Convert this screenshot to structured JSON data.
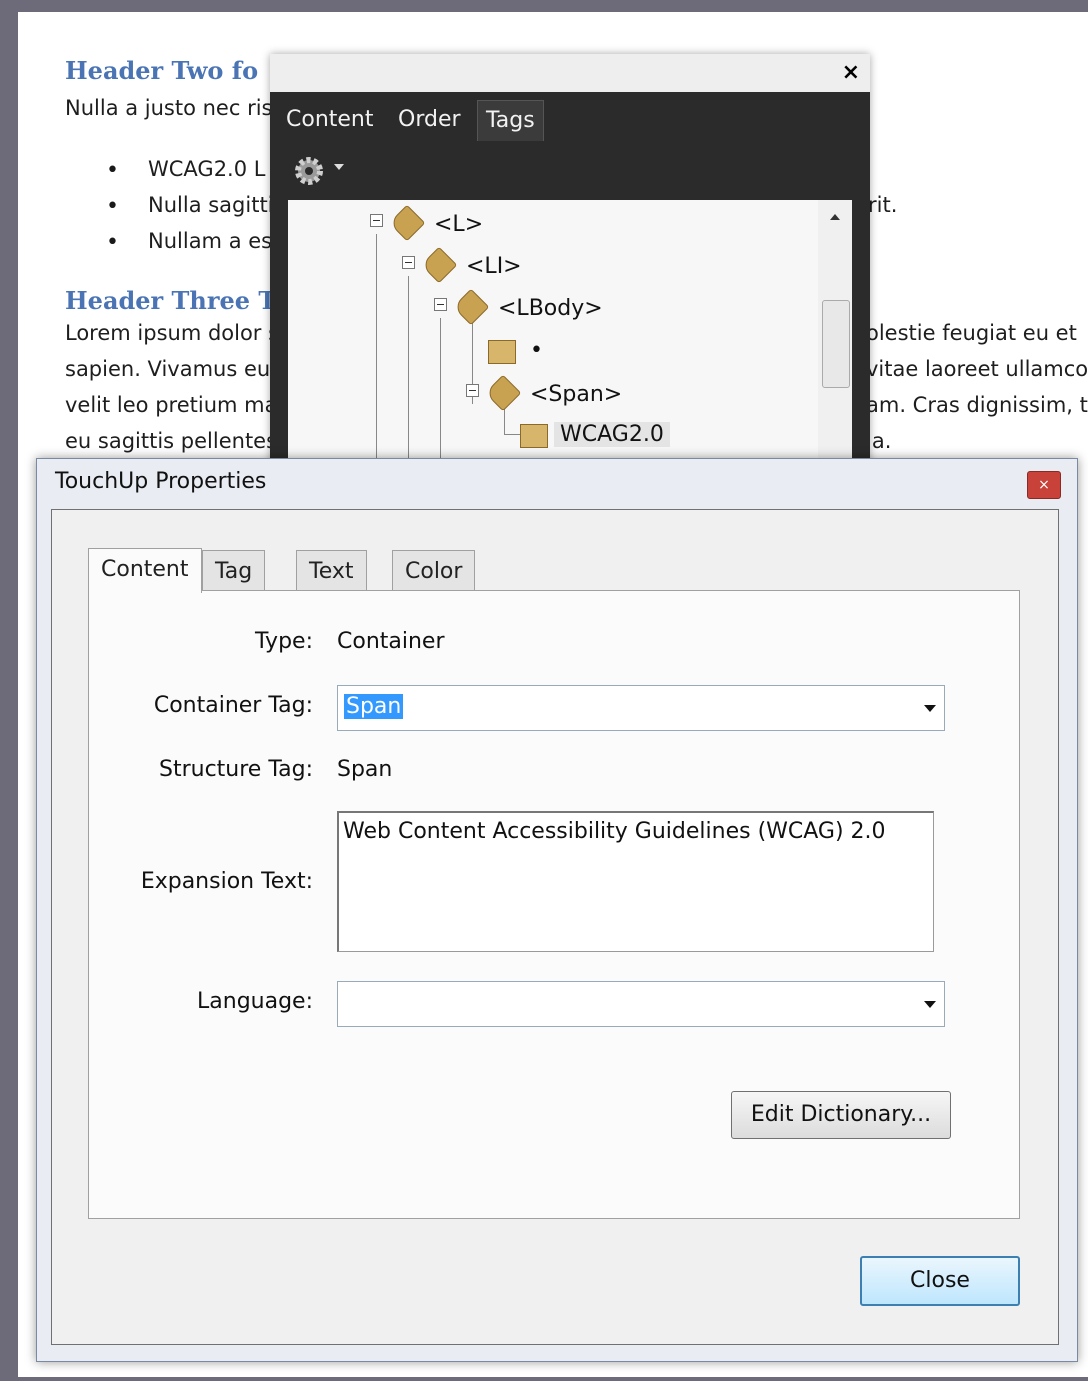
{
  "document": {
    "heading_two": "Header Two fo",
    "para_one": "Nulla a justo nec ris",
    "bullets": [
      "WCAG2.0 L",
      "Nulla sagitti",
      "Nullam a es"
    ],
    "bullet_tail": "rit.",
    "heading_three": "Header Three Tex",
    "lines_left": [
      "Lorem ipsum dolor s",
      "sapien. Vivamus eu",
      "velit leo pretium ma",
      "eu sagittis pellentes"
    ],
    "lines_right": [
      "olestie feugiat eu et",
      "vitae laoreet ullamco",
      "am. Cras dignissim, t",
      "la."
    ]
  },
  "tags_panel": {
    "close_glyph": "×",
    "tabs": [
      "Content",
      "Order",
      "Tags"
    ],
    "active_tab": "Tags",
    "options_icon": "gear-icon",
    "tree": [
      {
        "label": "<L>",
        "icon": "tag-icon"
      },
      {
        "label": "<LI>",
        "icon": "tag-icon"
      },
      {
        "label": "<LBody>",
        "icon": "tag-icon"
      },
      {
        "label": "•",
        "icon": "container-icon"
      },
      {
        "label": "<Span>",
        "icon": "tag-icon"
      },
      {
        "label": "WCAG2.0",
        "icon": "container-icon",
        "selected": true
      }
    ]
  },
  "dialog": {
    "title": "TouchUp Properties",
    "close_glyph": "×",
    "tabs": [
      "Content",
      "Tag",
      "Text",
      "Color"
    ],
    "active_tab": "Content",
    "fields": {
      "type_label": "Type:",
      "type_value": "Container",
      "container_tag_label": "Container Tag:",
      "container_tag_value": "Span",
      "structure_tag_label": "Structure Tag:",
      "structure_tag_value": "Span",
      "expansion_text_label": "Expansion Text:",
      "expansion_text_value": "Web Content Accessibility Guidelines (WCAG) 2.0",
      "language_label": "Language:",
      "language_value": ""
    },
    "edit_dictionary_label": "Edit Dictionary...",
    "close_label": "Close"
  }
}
......
(EXERCISE DESCRIPTION):
Repeat the data exactly, excluding the pictures.

(EXERCISE SOLUTION):
Convert this screenshot to structured JSON data.
{
  "document": {
    "heading_two": "Header Two fo",
    "para_one": "Nulla a justo nec ris",
    "bullets": [
      "WCAG2.0 L",
      "Nulla sagitti",
      "Nullam a es"
    ],
    "bullet_tail": "rit.",
    "heading_three": "Header Three Tex",
    "lines_left": [
      "Lorem ipsum dolor s",
      "sapien. Vivamus eu",
      "velit leo pretium ma",
      "eu sagittis pellentes"
    ],
    "lines_right": [
      "olestie feugiat eu et",
      "vitae laoreet ullamco",
      "am. Cras dignissim, t",
      "la."
    ]
  },
  "tags_panel": {
    "close_glyph": "×",
    "tabs": [
      "Content",
      "Order",
      "Tags"
    ],
    "active_tab": "Tags",
    "options_icon": "gear-icon",
    "tree": [
      {
        "label": "<L>",
        "icon": "tag-icon"
      },
      {
        "label": "<LI>",
        "icon": "tag-icon"
      },
      {
        "label": "<LBody>",
        "icon": "tag-icon"
      },
      {
        "label": "•",
        "icon": "container-icon"
      },
      {
        "label": "<Span>",
        "icon": "tag-icon"
      },
      {
        "label": "WCAG2.0",
        "icon": "container-icon",
        "selected": true
      }
    ]
  },
  "dialog": {
    "title": "TouchUp Properties",
    "close_glyph": "×",
    "tabs": [
      "Content",
      "Tag",
      "Text",
      "Color"
    ],
    "active_tab": "Content",
    "fields": {
      "type_label": "Type:",
      "type_value": "Container",
      "container_tag_label": "Container Tag:",
      "container_tag_value": "Span",
      "structure_tag_label": "Structure Tag:",
      "structure_tag_value": "Span",
      "expansion_text_label": "Expansion Text:",
      "expansion_text_value": "Web Content Accessibility Guidelines (WCAG) 2.0",
      "language_label": "Language:",
      "language_value": ""
    },
    "edit_dictionary_label": "Edit Dictionary...",
    "close_label": "Close"
  }
}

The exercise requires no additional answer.